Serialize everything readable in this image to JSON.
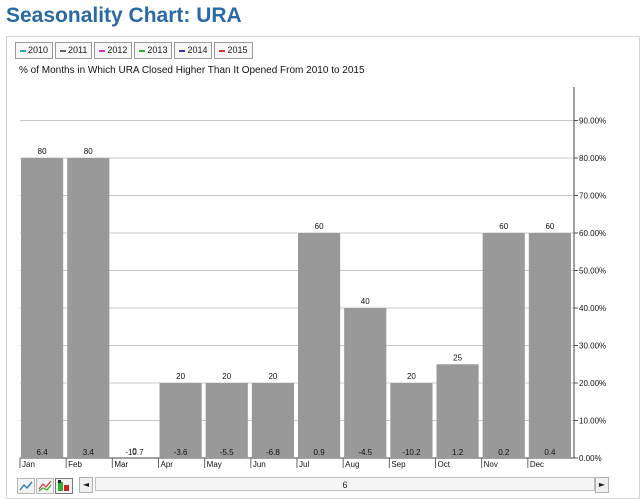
{
  "page": {
    "title": "Seasonality Chart: URA"
  },
  "legend": [
    {
      "label": "2010",
      "color": "#2aa8a8"
    },
    {
      "label": "2011",
      "color": "#666666"
    },
    {
      "label": "2012",
      "color": "#cc33cc"
    },
    {
      "label": "2013",
      "color": "#33aa33"
    },
    {
      "label": "2014",
      "color": "#3333aa"
    },
    {
      "label": "2015",
      "color": "#cc3333"
    }
  ],
  "chart_data": {
    "type": "bar",
    "subtitle": "% of Months in Which URA Closed Higher Than It Opened From 2010 to 2015",
    "categories": [
      "Jan",
      "Feb",
      "Mar",
      "Apr",
      "May",
      "Jun",
      "Jul",
      "Aug",
      "Sep",
      "Oct",
      "Nov",
      "Dec"
    ],
    "values": [
      80,
      80,
      0,
      20,
      20,
      20,
      60,
      40,
      20,
      25,
      60,
      60
    ],
    "value_labels": [
      "80",
      "80",
      "0",
      "20",
      "20",
      "20",
      "60",
      "40",
      "20",
      "25",
      "60",
      "60"
    ],
    "bottom_labels": [
      "6.4",
      "3.4",
      "-10.7",
      "-3.6",
      "-5.5",
      "-6.8",
      "0.9",
      "-4.5",
      "-10.2",
      "1.2",
      "0.2",
      "0.4"
    ],
    "y_ticks": [
      "0.00%",
      "10.00%",
      "20.00%",
      "30.00%",
      "40.00%",
      "50.00%",
      "60.00%",
      "70.00%",
      "80.00%",
      "90.00%"
    ],
    "ylim": [
      0,
      100
    ],
    "y_axis_side": "right",
    "bar_color": "#999999",
    "grid": true
  },
  "toolbar": {
    "scroll_left": "◄",
    "scroll_right": "►",
    "scroll_value": "6",
    "icons": [
      "line-chart-icon",
      "mixed-chart-icon",
      "bar-chart-icon"
    ]
  }
}
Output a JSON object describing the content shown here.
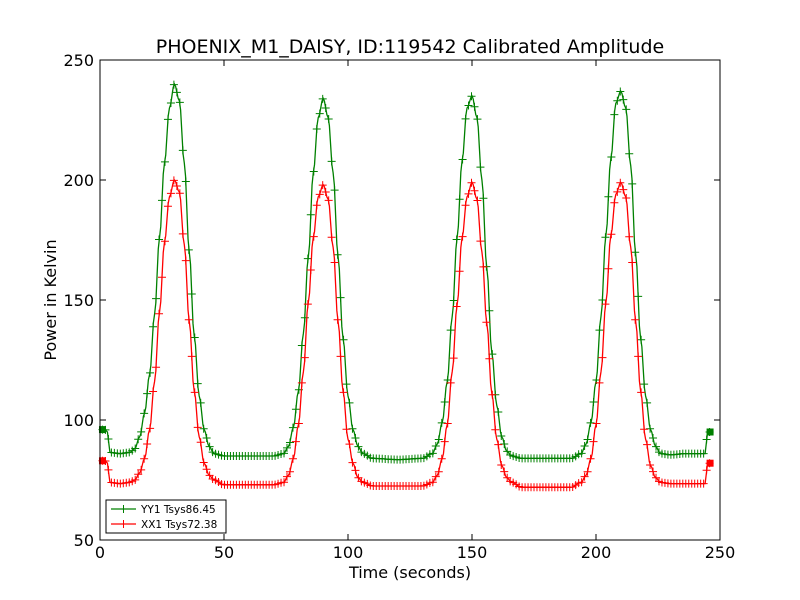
{
  "chart_data": {
    "type": "line",
    "title": "PHOENIX_M1_DAISY, ID:119542 Calibrated Amplitude",
    "xlabel": "Time (seconds)",
    "ylabel": "Power in Kelvin",
    "xlim": [
      0,
      250
    ],
    "ylim": [
      50,
      250
    ],
    "xticks": [
      0,
      50,
      100,
      150,
      200,
      250
    ],
    "yticks": [
      50,
      100,
      150,
      200,
      250
    ],
    "xtick_labels": [
      "0",
      "50",
      "100",
      "150",
      "200",
      "250"
    ],
    "ytick_labels": [
      "50",
      "100",
      "150",
      "200",
      "250"
    ],
    "grid": false,
    "legend_position": "lower-left",
    "marker": "+",
    "series": [
      {
        "name": "YY1 Tsys86.45",
        "color": "#008000",
        "x": [
          1,
          2,
          3,
          4,
          8,
          12,
          14,
          16,
          18,
          20,
          22,
          24,
          26,
          28,
          30,
          32,
          34,
          36,
          38,
          40,
          42,
          44,
          46,
          50,
          60,
          70,
          74,
          76,
          78,
          80,
          82,
          84,
          86,
          88,
          90,
          92,
          94,
          96,
          98,
          100,
          102,
          104,
          106,
          110,
          120,
          130,
          134,
          136,
          138,
          140,
          142,
          144,
          146,
          148,
          150,
          152,
          154,
          156,
          158,
          160,
          162,
          164,
          166,
          170,
          180,
          190,
          194,
          196,
          198,
          200,
          202,
          204,
          206,
          208,
          210,
          212,
          214,
          216,
          218,
          220,
          222,
          224,
          226,
          230,
          236,
          240,
          243,
          244,
          245,
          246
        ],
        "values": [
          96,
          96,
          95,
          86.5,
          86,
          86.5,
          88,
          93,
          103,
          119,
          144,
          176,
          207,
          230,
          240,
          233,
          207,
          170,
          135,
          110,
          96,
          89,
          86,
          85,
          85,
          85,
          86,
          89,
          97,
          112,
          136,
          168,
          203,
          226,
          234,
          226,
          203,
          168,
          134,
          110,
          96,
          89,
          86,
          84,
          83.5,
          84,
          86,
          90,
          99,
          116,
          143,
          176,
          208,
          230,
          235,
          226,
          200,
          163,
          128,
          106,
          93,
          87,
          85,
          84,
          84,
          84,
          86,
          90,
          99,
          116,
          143,
          177,
          209,
          232,
          237,
          230,
          206,
          169,
          134,
          110,
          96,
          89,
          86,
          85.5,
          86,
          86,
          86,
          86,
          95,
          95
        ]
      },
      {
        "name": "XX1 Tsys72.38",
        "color": "#ff0000",
        "x": [
          1,
          2,
          3,
          4,
          8,
          12,
          14,
          16,
          18,
          20,
          22,
          24,
          26,
          28,
          30,
          32,
          34,
          36,
          38,
          40,
          42,
          44,
          46,
          50,
          60,
          70,
          74,
          76,
          78,
          80,
          82,
          84,
          86,
          88,
          90,
          92,
          94,
          96,
          98,
          100,
          102,
          104,
          106,
          110,
          120,
          130,
          134,
          136,
          138,
          140,
          142,
          144,
          146,
          148,
          150,
          152,
          154,
          156,
          158,
          160,
          162,
          164,
          166,
          170,
          180,
          190,
          194,
          196,
          198,
          200,
          202,
          204,
          206,
          208,
          210,
          212,
          214,
          216,
          218,
          220,
          222,
          224,
          226,
          230,
          236,
          240,
          243,
          244,
          245,
          246
        ],
        "values": [
          83,
          83,
          82,
          74,
          73.5,
          74,
          75,
          78,
          84,
          96,
          116,
          145,
          174,
          193,
          200,
          195,
          173,
          141,
          112,
          93,
          82,
          77,
          75,
          73,
          73,
          73,
          74,
          77,
          84,
          98,
          120,
          149,
          176,
          193,
          198,
          192,
          172,
          141,
          112,
          92,
          82,
          76,
          74,
          72.5,
          72.5,
          72.5,
          74,
          77,
          84,
          98,
          120,
          148,
          176,
          193,
          199,
          192,
          170,
          140,
          111,
          92,
          81,
          76,
          74,
          72,
          72,
          72,
          74,
          77,
          84,
          98,
          120,
          149,
          177,
          194,
          199,
          193,
          172,
          141,
          112,
          92,
          81,
          76,
          74,
          73.5,
          73.5,
          73.5,
          73.5,
          73.5,
          82,
          82
        ]
      }
    ]
  }
}
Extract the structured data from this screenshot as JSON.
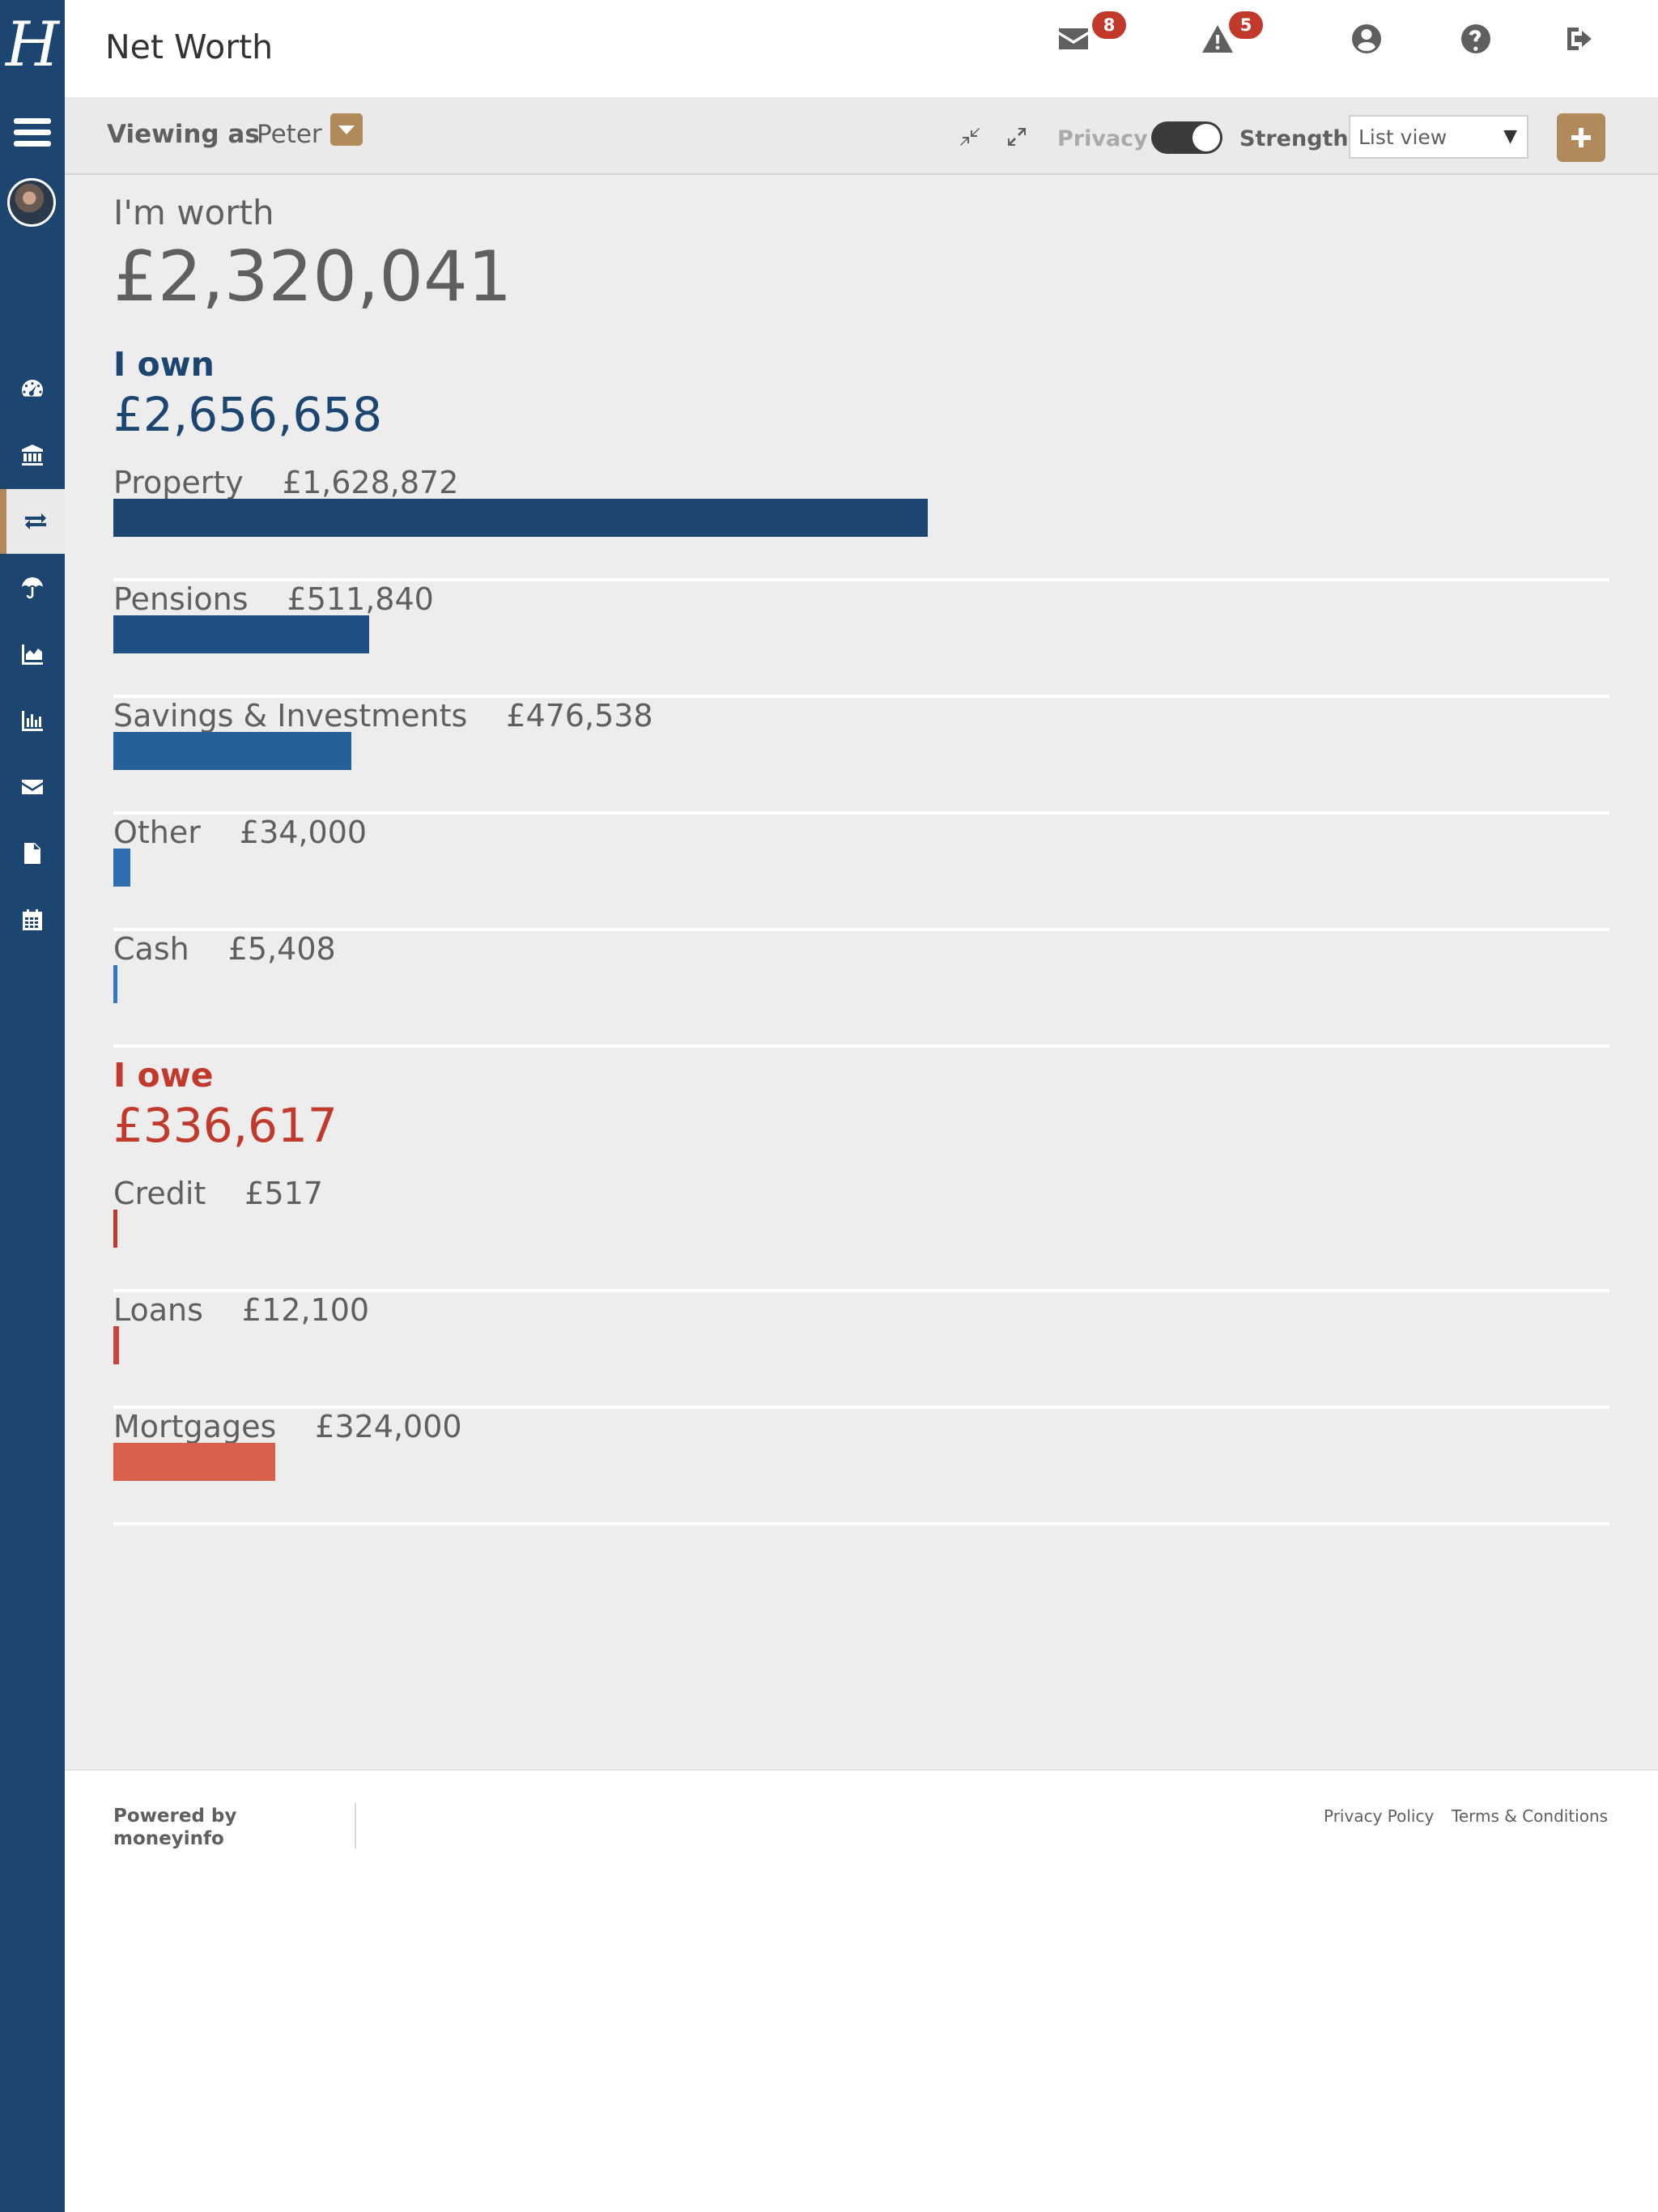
{
  "app": {
    "logo_text": "H",
    "page_title": "Net Worth"
  },
  "header": {
    "messages_count": "8",
    "alerts_count": "5",
    "icons": [
      "envelope-icon",
      "warning-icon",
      "user-icon",
      "help-icon",
      "logout-icon"
    ]
  },
  "sidebar": {
    "icons": [
      "menu-icon",
      "dashboard-icon",
      "bank-icon",
      "transfer-icon",
      "umbrella-icon",
      "area-chart-icon",
      "bar-chart-icon",
      "envelope-icon",
      "document-icon",
      "calendar-icon"
    ],
    "active": "transfer-icon"
  },
  "toolbar": {
    "viewing_label": "Viewing as",
    "viewing_value": "Peter",
    "privacy_label": "Privacy",
    "privacy_on": true,
    "strength_label": "Strength",
    "view_select_value": "List view"
  },
  "summary": {
    "worth_label": "I'm worth",
    "worth_value": "£2,320,041"
  },
  "own": {
    "title": "I own",
    "total": "£2,656,658",
    "categories": [
      {
        "label": "Property",
        "value": "£1,628,872",
        "amount": 1628872,
        "color": "#1c4570"
      },
      {
        "label": "Pensions",
        "value": "£511,840",
        "amount": 511840,
        "color": "#1f4f82"
      },
      {
        "label": "Savings & Investments",
        "value": "£476,538",
        "amount": 476538,
        "color": "#26609a"
      },
      {
        "label": "Other",
        "value": "£34,000",
        "amount": 34000,
        "color": "#2d6db0"
      },
      {
        "label": "Cash",
        "value": "£5,408",
        "amount": 5408,
        "color": "#3479c0"
      }
    ]
  },
  "owe": {
    "title": "I owe",
    "total": "£336,617",
    "categories": [
      {
        "label": "Credit",
        "value": "£517",
        "amount": 517,
        "color": "#c0392b"
      },
      {
        "label": "Loans",
        "value": "£12,100",
        "amount": 12100,
        "color": "#c9453a"
      },
      {
        "label": "Mortgages",
        "value": "£324,000",
        "amount": 324000,
        "color": "#d95f4d"
      }
    ]
  },
  "footer": {
    "powered_line1": "Powered by",
    "powered_line2": "moneyinfo",
    "privacy_policy": "Privacy Policy",
    "terms": "Terms & Conditions"
  }
}
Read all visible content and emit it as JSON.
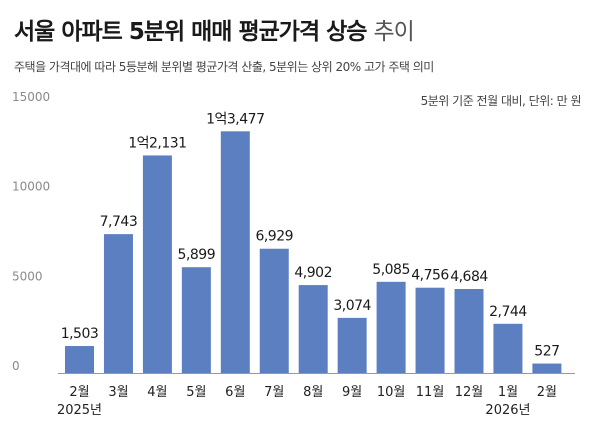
────────────────
→ Problem description
Search the data for the string "name". List each line that has it.

→ Final answer
        "name": "YY1 Tsys86.45",
        "name": "XX1 Tsys72.38",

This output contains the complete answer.